> _DA FARE_:
Formatta come tabella Markdown tutto dall'inizio dell'elenco fino alla riga che contiene "The first piece 50 is at (133, 238).", compresa, con le colonne Num (numero progressivo) e Contenuto (il testo della riga). Tralascia le righe vuote e lascia fuori le immagini.

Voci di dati
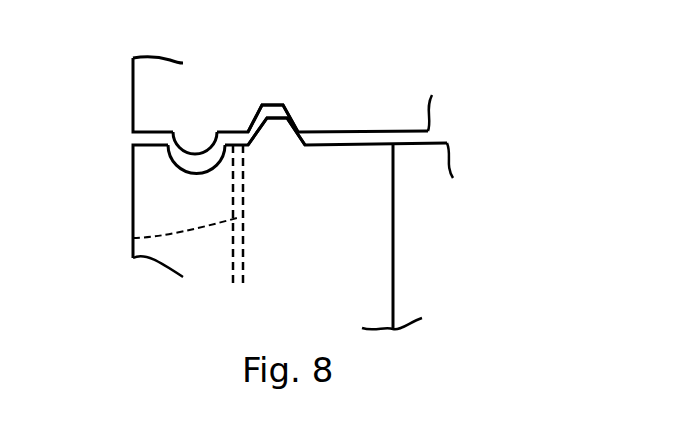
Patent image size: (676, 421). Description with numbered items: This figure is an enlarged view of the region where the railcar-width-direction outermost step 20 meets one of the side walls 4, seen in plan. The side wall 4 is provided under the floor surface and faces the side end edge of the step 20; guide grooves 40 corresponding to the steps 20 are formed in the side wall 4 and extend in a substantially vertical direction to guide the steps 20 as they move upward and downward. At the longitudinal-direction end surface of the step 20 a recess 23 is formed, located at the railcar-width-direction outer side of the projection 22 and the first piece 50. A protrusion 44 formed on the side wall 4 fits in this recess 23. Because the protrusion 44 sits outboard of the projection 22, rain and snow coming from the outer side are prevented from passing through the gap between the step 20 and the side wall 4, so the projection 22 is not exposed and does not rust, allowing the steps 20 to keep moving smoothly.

The side wall 4 is at (143, 87).
The protrusion 44 is at (187, 132).
The recess 23 is at (203, 165).
The guide groove 40 is at (275, 104).
The projection 22 is at (277, 137).
The step 20 is at (432, 173).
The first piece 50 is at (133, 238).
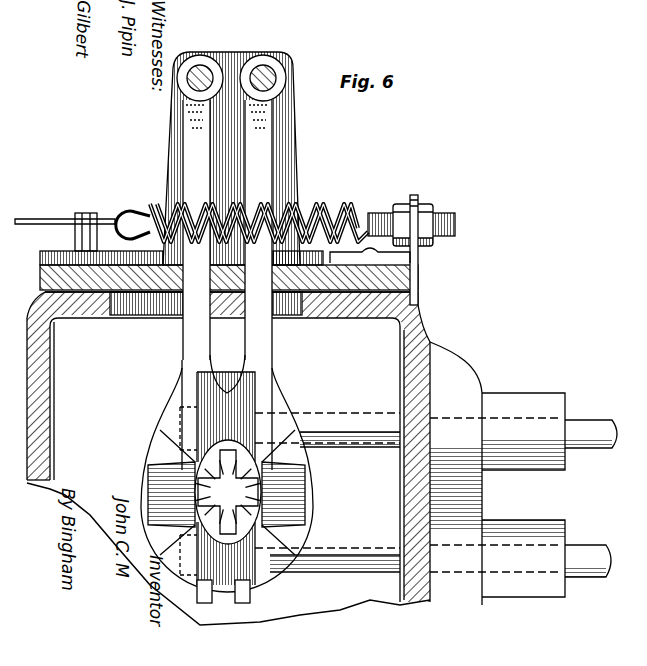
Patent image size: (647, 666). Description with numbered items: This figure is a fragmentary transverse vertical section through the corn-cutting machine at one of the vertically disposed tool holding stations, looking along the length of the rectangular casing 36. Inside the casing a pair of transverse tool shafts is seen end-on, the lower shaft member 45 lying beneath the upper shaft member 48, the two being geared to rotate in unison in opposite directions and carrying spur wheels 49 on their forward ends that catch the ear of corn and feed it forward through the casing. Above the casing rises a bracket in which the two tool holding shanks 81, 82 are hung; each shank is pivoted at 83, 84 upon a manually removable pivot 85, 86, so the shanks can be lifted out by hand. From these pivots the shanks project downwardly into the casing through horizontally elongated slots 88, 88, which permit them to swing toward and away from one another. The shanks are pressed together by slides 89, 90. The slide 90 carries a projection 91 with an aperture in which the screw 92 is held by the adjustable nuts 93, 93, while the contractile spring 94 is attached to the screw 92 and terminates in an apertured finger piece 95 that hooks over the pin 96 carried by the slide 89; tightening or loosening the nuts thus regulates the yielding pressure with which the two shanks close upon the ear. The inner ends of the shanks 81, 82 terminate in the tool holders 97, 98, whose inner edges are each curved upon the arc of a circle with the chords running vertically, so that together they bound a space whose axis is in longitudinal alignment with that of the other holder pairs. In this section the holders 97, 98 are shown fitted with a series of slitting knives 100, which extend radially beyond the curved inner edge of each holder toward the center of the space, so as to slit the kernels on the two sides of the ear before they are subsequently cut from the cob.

The rectangular elongated casing portion 36 is at (432, 342).
The lower shaft member 45 is at (603, 545).
The upper shaft member 48 is at (603, 420).
The spur wheels 49 is at (282, 386).
The tool holding shank 81 is at (190, 175).
The tool holding shank 82 is at (265, 172).
The pivot point 83 is at (203, 58).
The pivot point 84 is at (282, 66).
The manually removable pivot 85 is at (190, 72).
The manually removable pivot 86 is at (263, 62).
The horizontally elongated slots 88 is at (160, 316).
The slide 89 is at (40, 276).
The slide 90 is at (420, 284).
The projection 91 is at (418, 257).
The screw 92 is at (445, 218).
The adjustable nuts 93 is at (426, 198).
The contractile spring 94 is at (345, 210).
The apertured finger piece 95 is at (45, 221).
The pin 96 is at (75, 233).
The tool holder 97 is at (150, 478).
The tool holder 98 is at (305, 487).
The slitting knives 100 is at (300, 515).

> _RISULTATO FINALE_:
| Num | Contenuto |
|---|---|
| 1 | Patent image size: (676, 421). Description with numbered items: This figure is an enlarged view of the region where the railcar-width-direction outermost step 20 meets one of the side walls 4, seen in plan. The side wall 4 is provided under the floor surface and faces the side end edge of the step 20; guide grooves 40 corresponding to the steps 20 are formed in the side wall 4 and extend in a substantially vertical direction to guide the steps 20 as they move upward and downward. At the longitudinal-direction end surface of the step 20 a recess 23 is formed, located at the railcar-width-direction outer side of the projection 22 and the first piece 50. A protrusion 44 formed on the side wall 4 fits in this recess 23. Because the protrusion 44 sits outboard of the projection 22, rain and snow coming from the outer side are prevented from passing through the gap between the step 20 and the side wall 4, so the projection 22 is not exposed and does not rust, allowing the steps 20 to keep moving smoothly. |
| 2 | The side wall 4 is at (143, 87). |
| 3 | The protrusion 44 is at (187, 132). |
| 4 | The recess 23 is at (203, 165). |
| 5 | The guide groove 40 is at (275, 104). |
| 6 | The projection 22 is at (277, 137). |
| 7 | The step 20 is at (432, 173). |
| 8 | The first piece 50 is at (133, 238). |